**Aim**: Scan the material and copy every line in which "RHESSI" appears.

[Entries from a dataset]
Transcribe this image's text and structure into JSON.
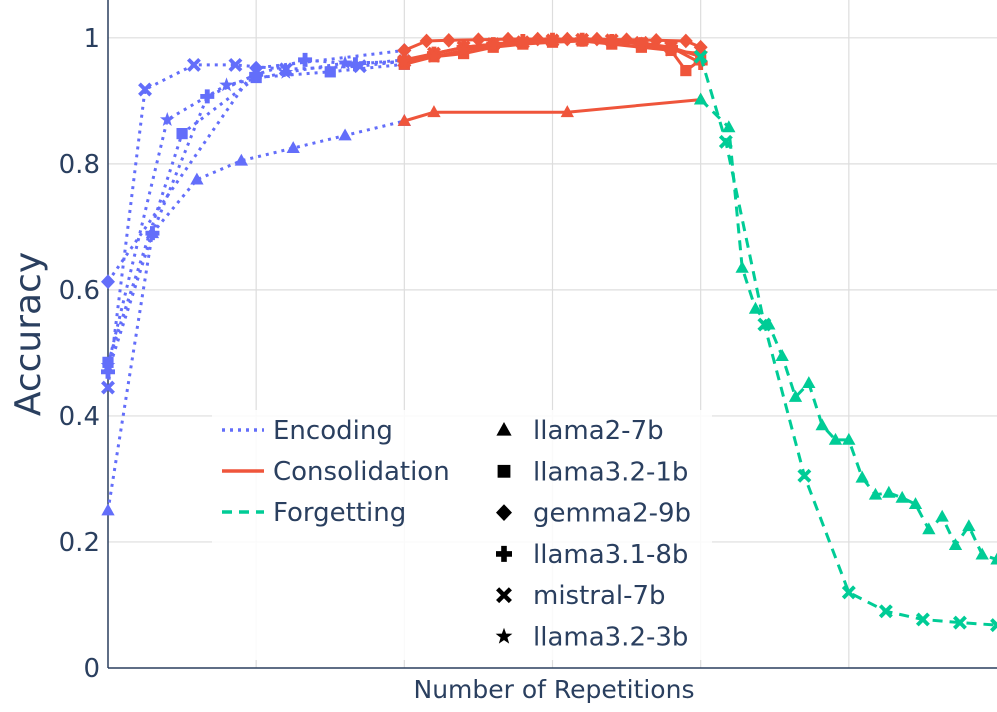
{
  "chart_data": {
    "type": "line",
    "title": "",
    "xlabel": "Number of Repetitions",
    "ylabel": "Accuracy",
    "xlim": [
      0,
      60
    ],
    "ylim": [
      0,
      1.06
    ],
    "yticks": [
      0,
      0.2,
      0.4,
      0.6,
      0.8,
      1
    ],
    "ytick_labels": [
      "0",
      "0.2",
      "0.4",
      "0.6",
      "0.8",
      "1"
    ],
    "x_grid": [
      10,
      20,
      30,
      40,
      50
    ],
    "grid": true,
    "legend_phases": [
      {
        "name": "Encoding",
        "color": "#636efa",
        "dash": "dot"
      },
      {
        "name": "Consolidation",
        "color": "#ef553b",
        "dash": "solid"
      },
      {
        "name": "Forgetting",
        "color": "#00cc96",
        "dash": "dash"
      }
    ],
    "legend_models": [
      {
        "name": "llama2-7b",
        "symbol": "triangle"
      },
      {
        "name": "llama3.2-1b",
        "symbol": "square"
      },
      {
        "name": "gemma2-9b",
        "symbol": "diamond"
      },
      {
        "name": "llama3.1-8b",
        "symbol": "cross"
      },
      {
        "name": "mistral-7b",
        "symbol": "x"
      },
      {
        "name": "llama3.2-3b",
        "symbol": "star"
      }
    ],
    "series": [
      {
        "name": "Encoding llama2-7b",
        "phase": "Encoding",
        "symbol": "triangle",
        "x": [
          0,
          3,
          6,
          9,
          12.5,
          16,
          20
        ],
        "y": [
          0.25,
          0.69,
          0.775,
          0.805,
          0.825,
          0.845,
          0.868
        ]
      },
      {
        "name": "Encoding llama3.2-1b",
        "phase": "Encoding",
        "symbol": "square",
        "x": [
          0,
          5,
          10,
          15,
          20
        ],
        "y": [
          0.485,
          0.848,
          0.937,
          0.946,
          0.958
        ]
      },
      {
        "name": "Encoding gemma2-9b",
        "phase": "Encoding",
        "symbol": "diamond",
        "x": [
          0,
          10,
          20
        ],
        "y": [
          0.613,
          0.952,
          0.98
        ]
      },
      {
        "name": "Encoding llama3.1-8b",
        "phase": "Encoding",
        "symbol": "cross",
        "x": [
          0,
          3,
          6.7,
          10,
          13.3,
          16.7,
          20
        ],
        "y": [
          0.47,
          0.69,
          0.907,
          0.942,
          0.965,
          0.958,
          0.965
        ]
      },
      {
        "name": "Encoding mistral-7b",
        "phase": "Encoding",
        "symbol": "x",
        "x": [
          0,
          2.5,
          5.8,
          8.6,
          12,
          17,
          20
        ],
        "y": [
          0.445,
          0.918,
          0.957,
          0.957,
          0.95,
          0.955,
          0.963
        ]
      },
      {
        "name": "Encoding llama3.2-3b",
        "phase": "Encoding",
        "symbol": "star",
        "x": [
          0,
          4,
          8,
          12,
          16,
          20
        ],
        "y": [
          0.48,
          0.87,
          0.925,
          0.945,
          0.96,
          0.962
        ]
      },
      {
        "name": "Consolidation llama2-7b",
        "phase": "Consolidation",
        "symbol": "triangle",
        "x": [
          20,
          22,
          31,
          40
        ],
        "y": [
          0.868,
          0.882,
          0.882,
          0.902
        ]
      },
      {
        "name": "Consolidation llama3.2-1b",
        "phase": "Consolidation",
        "symbol": "square",
        "x": [
          20,
          22,
          24,
          26,
          28,
          30,
          32,
          34,
          36,
          38,
          39,
          40
        ],
        "y": [
          0.958,
          0.97,
          0.975,
          0.985,
          0.99,
          0.993,
          0.995,
          0.99,
          0.985,
          0.98,
          0.948,
          0.965
        ]
      },
      {
        "name": "Consolidation gemma2-9b",
        "phase": "Consolidation",
        "symbol": "diamond",
        "x": [
          20,
          21.5,
          23,
          25,
          27,
          29,
          31,
          33,
          35,
          37,
          39,
          40
        ],
        "y": [
          0.98,
          0.995,
          0.996,
          0.997,
          0.998,
          0.998,
          0.998,
          0.998,
          0.997,
          0.996,
          0.995,
          0.985
        ]
      },
      {
        "name": "Consolidation llama3.1-8b",
        "phase": "Consolidation",
        "symbol": "cross",
        "x": [
          20,
          22,
          24,
          26,
          28,
          30,
          32,
          34,
          36,
          38,
          40
        ],
        "y": [
          0.965,
          0.975,
          0.985,
          0.99,
          0.995,
          0.997,
          0.997,
          0.995,
          0.99,
          0.985,
          0.96
        ]
      },
      {
        "name": "Consolidation mistral-7b",
        "phase": "Consolidation",
        "symbol": "x",
        "x": [
          20,
          22,
          24,
          26,
          28,
          30,
          32,
          34,
          36,
          38,
          40
        ],
        "y": [
          0.963,
          0.975,
          0.985,
          0.99,
          0.993,
          0.996,
          0.997,
          0.996,
          0.992,
          0.985,
          0.97
        ]
      },
      {
        "name": "Consolidation llama3.2-3b",
        "phase": "Consolidation",
        "symbol": "star",
        "x": [
          20,
          22,
          24,
          26,
          28,
          30,
          32,
          34,
          36,
          38,
          40
        ],
        "y": [
          0.962,
          0.97,
          0.98,
          0.988,
          0.993,
          0.995,
          0.996,
          0.994,
          0.99,
          0.98,
          0.975
        ]
      },
      {
        "name": "Forgetting llama2-7b",
        "phase": "Forgetting",
        "symbol": "triangle",
        "x": [
          40,
          41.9,
          42.8,
          43.7,
          44.6,
          45.5,
          46.4,
          47.3,
          48.2,
          49.1,
          50,
          50.9,
          51.8,
          52.7,
          53.6,
          54.5,
          55.4,
          56.3,
          57.2,
          58.1,
          59,
          60
        ],
        "y": [
          0.902,
          0.858,
          0.635,
          0.57,
          0.545,
          0.495,
          0.43,
          0.452,
          0.385,
          0.362,
          0.362,
          0.302,
          0.275,
          0.278,
          0.27,
          0.26,
          0.22,
          0.24,
          0.195,
          0.225,
          0.18,
          0.172
        ]
      },
      {
        "name": "Forgetting mistral-7b",
        "phase": "Forgetting",
        "symbol": "x",
        "x": [
          40,
          41.7,
          44.3,
          47,
          50,
          52.5,
          55,
          57.5,
          60
        ],
        "y": [
          0.97,
          0.835,
          0.545,
          0.305,
          0.12,
          0.09,
          0.077,
          0.072,
          0.068
        ]
      }
    ]
  }
}
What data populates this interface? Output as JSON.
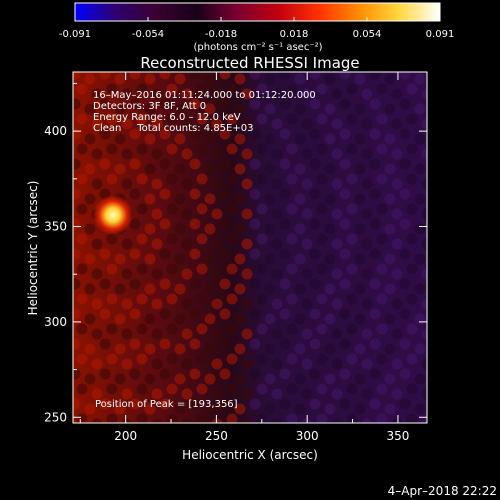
{
  "colorbar": {
    "ticks": [
      "-0.091",
      "-0.054",
      "-0.018",
      "0.018",
      "0.054",
      "0.091"
    ],
    "unit_label": "(photons cm⁻² s⁻¹ asec⁻²)",
    "colors": [
      "#0000ff",
      "#2f0070",
      "#3a0030",
      "#1a001a",
      "#7a0030",
      "#c00010",
      "#ff3000",
      "#ff8c00",
      "#ffd840",
      "#ffffff"
    ]
  },
  "title": "Reconstructed RHESSI Image",
  "info": {
    "line1": "16–May–2016 01:11:24.000 to 01:12:20.000",
    "line2": "Detectors: 3F 8F, Att 0",
    "line3": "Energy Range: 6.0 – 12.0 keV",
    "line4": "Clean     Total counts: 4.85E+03",
    "peak": "Position of Peak = [193,356]"
  },
  "footer_date": "4–Apr–2018 22:22",
  "chart_data": {
    "type": "heatmap",
    "title": "Reconstructed RHESSI Image",
    "xlabel": "Heliocentric X (arcsec)",
    "ylabel": "Heliocentric Y (arcsec)",
    "xlim": [
      171,
      366
    ],
    "ylim": [
      247,
      431
    ],
    "xticks": [
      200,
      250,
      300,
      350
    ],
    "yticks": [
      250,
      300,
      350,
      400
    ],
    "colorbar_range": [
      -0.091,
      0.091
    ],
    "peak": {
      "x": 193,
      "y": 356
    }
  }
}
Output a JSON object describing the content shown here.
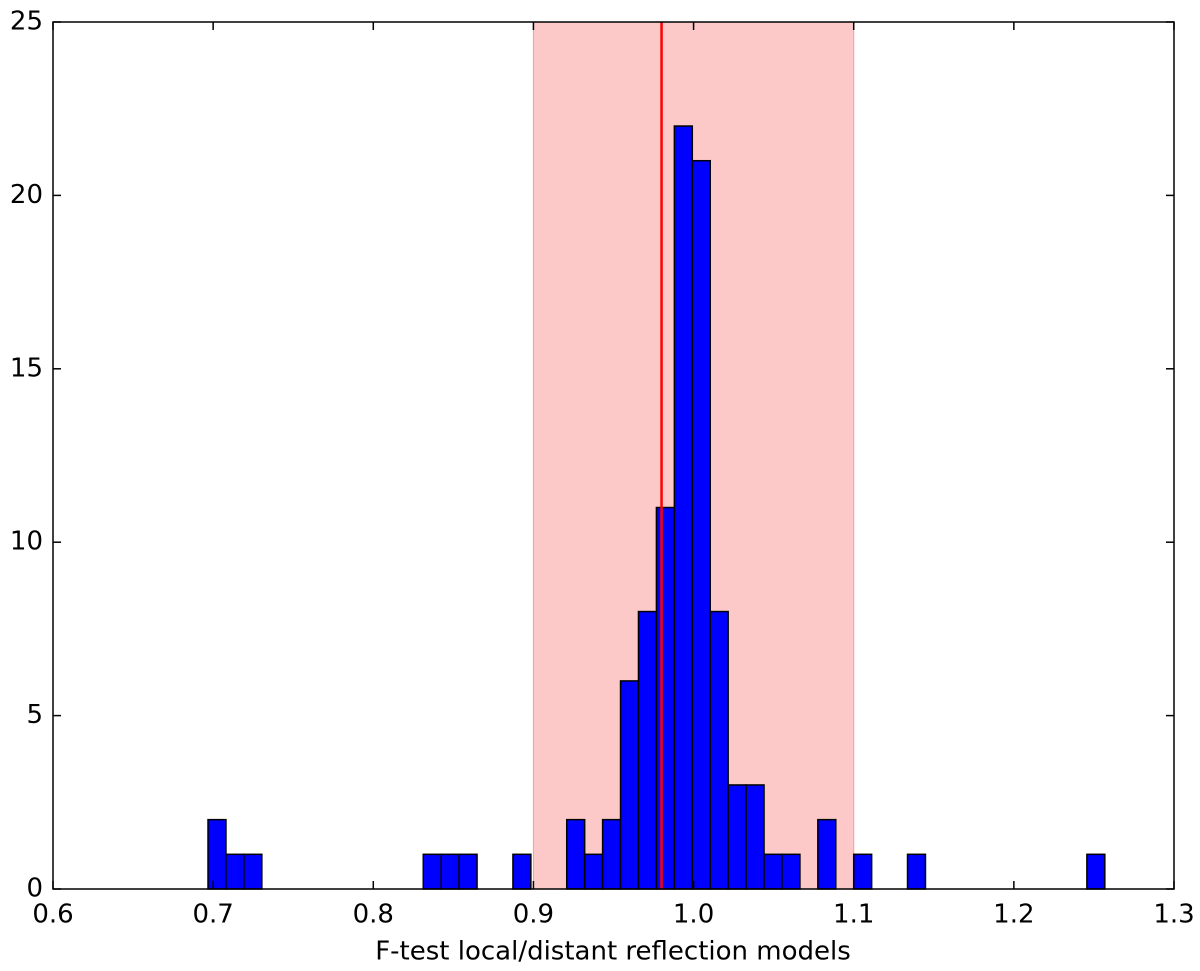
{
  "chart_data": {
    "type": "histogram",
    "xlabel": "F-test local/distant reflection models",
    "bins": [
      0.6968,
      0.708,
      0.7192,
      0.7304,
      0.7416,
      0.7528,
      0.764,
      0.7752,
      0.7864,
      0.7976,
      0.8088,
      0.82,
      0.8312,
      0.8424,
      0.8536,
      0.8648,
      0.876,
      0.8872,
      0.8984,
      0.9096,
      0.9208,
      0.932,
      0.9432,
      0.9544,
      0.9656,
      0.9768,
      0.988,
      0.9992,
      1.0104,
      1.0216,
      1.0328,
      1.044,
      1.0552,
      1.0664,
      1.0776,
      1.0888,
      1.1,
      1.1112,
      1.1224,
      1.1336,
      1.1448,
      1.156,
      1.1672,
      1.1784,
      1.1896,
      1.2008,
      1.212,
      1.2232,
      1.2344,
      1.2456,
      1.2568
    ],
    "values": [
      2,
      1,
      1,
      0,
      0,
      0,
      0,
      0,
      0,
      0,
      0,
      0,
      1,
      1,
      1,
      0,
      0,
      1,
      0,
      0,
      2,
      1,
      2,
      6,
      8,
      11,
      22,
      21,
      8,
      3,
      3,
      1,
      1,
      0,
      2,
      0,
      1,
      0,
      0,
      1,
      0,
      0,
      0,
      0,
      0,
      0,
      0,
      0,
      0,
      1
    ],
    "color": "#0000ff",
    "shaded_region": [
      0.9,
      1.1
    ],
    "shaded_color": "#fcc8c8",
    "vline": 0.98,
    "vline_color": "#ff0000",
    "xlim": [
      0.6,
      1.3
    ],
    "xticks": [
      0.6,
      0.7,
      0.8,
      0.9,
      {
        "value": 1,
        "label": "1.0"
      },
      1.1,
      1.2,
      1.3
    ],
    "ylim": [
      0,
      25
    ],
    "yticks": [
      0,
      5,
      10,
      15,
      20,
      25
    ],
    "grid": false
  }
}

**Output**:
  "title": "Reconstructed RHESSI Image",
    "title": "Reconstructed RHESSI Image",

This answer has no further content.